───── Task data ─────

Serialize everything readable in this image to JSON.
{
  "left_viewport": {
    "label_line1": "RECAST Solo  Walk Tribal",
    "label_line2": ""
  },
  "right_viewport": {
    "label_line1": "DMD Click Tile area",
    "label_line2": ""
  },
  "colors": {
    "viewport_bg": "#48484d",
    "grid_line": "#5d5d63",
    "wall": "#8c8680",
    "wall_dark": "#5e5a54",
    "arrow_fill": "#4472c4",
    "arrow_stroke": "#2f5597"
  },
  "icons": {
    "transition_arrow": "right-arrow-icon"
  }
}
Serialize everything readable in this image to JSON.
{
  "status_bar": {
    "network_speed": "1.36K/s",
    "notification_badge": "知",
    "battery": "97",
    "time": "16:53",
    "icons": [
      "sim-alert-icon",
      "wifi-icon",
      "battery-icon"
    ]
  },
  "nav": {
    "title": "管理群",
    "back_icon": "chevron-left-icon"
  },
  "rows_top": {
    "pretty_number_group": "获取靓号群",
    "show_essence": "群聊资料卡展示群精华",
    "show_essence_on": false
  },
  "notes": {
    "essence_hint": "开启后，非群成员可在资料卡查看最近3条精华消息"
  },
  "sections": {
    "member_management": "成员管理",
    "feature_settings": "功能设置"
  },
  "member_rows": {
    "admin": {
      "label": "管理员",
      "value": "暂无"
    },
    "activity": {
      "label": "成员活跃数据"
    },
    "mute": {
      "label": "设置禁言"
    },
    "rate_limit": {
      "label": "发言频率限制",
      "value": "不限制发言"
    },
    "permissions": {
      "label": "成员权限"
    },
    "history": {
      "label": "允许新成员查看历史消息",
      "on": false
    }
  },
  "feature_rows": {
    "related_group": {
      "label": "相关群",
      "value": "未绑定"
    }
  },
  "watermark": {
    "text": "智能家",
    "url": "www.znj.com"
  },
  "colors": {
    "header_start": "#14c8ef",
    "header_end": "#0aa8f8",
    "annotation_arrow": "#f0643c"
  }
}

─────

What to do> Quote every entry exactly.

Task response>
Serialize everything readable in this image to JSON.
{
  "left_viewport": {
    "label_line1": "RECAST Solo  Walk Tribal",
    "label_line2": ""
  },
  "right_viewport": {
    "label_line1": "DMD Click Tile area",
    "label_line2": ""
  },
  "colors": {
    "viewport_bg": "#48484d",
    "grid_line": "#5d5d63",
    "wall": "#8c8680",
    "wall_dark": "#5e5a54",
    "arrow_fill": "#4472c4",
    "arrow_stroke": "#2f5597"
  },
  "icons": {
    "transition_arrow": "right-arrow-icon"
  }
}
Serialize everything readable in this image to JSON.
{
  "status_bar": {
    "network_speed": "1.36K/s",
    "notification_badge": "知",
    "battery": "97",
    "time": "16:53",
    "icons": [
      "sim-alert-icon",
      "wifi-icon",
      "battery-icon"
    ]
  },
  "nav": {
    "title": "管理群",
    "back_icon": "chevron-left-icon"
  },
  "rows_top": {
    "pretty_number_group": "获取靓号群",
    "show_essence": "群聊资料卡展示群精华",
    "show_essence_on": false
  },
  "notes": {
    "essence_hint": "开启后，非群成员可在资料卡查看最近3条精华消息"
  },
  "sections": {
    "member_management": "成员管理",
    "feature_settings": "功能设置"
  },
  "member_rows": {
    "admin": {
      "label": "管理员",
      "value": "暂无"
    },
    "activity": {
      "label": "成员活跃数据"
    },
    "mute": {
      "label": "设置禁言"
    },
    "rate_limit": {
      "label": "发言频率限制",
      "value": "不限制发言"
    },
    "permissions": {
      "label": "成员权限"
    },
    "history": {
      "label": "允许新成员查看历史消息",
      "on": false
    }
  },
  "feature_rows": {
    "related_group": {
      "label": "相关群",
      "value": "未绑定"
    }
  },
  "watermark": {
    "text": "智能家",
    "url": "www.znj.com"
  },
  "colors": {
    "header_start": "#14c8ef",
    "header_end": "#0aa8f8",
    "annotation_arrow": "#f0643c"
  }
}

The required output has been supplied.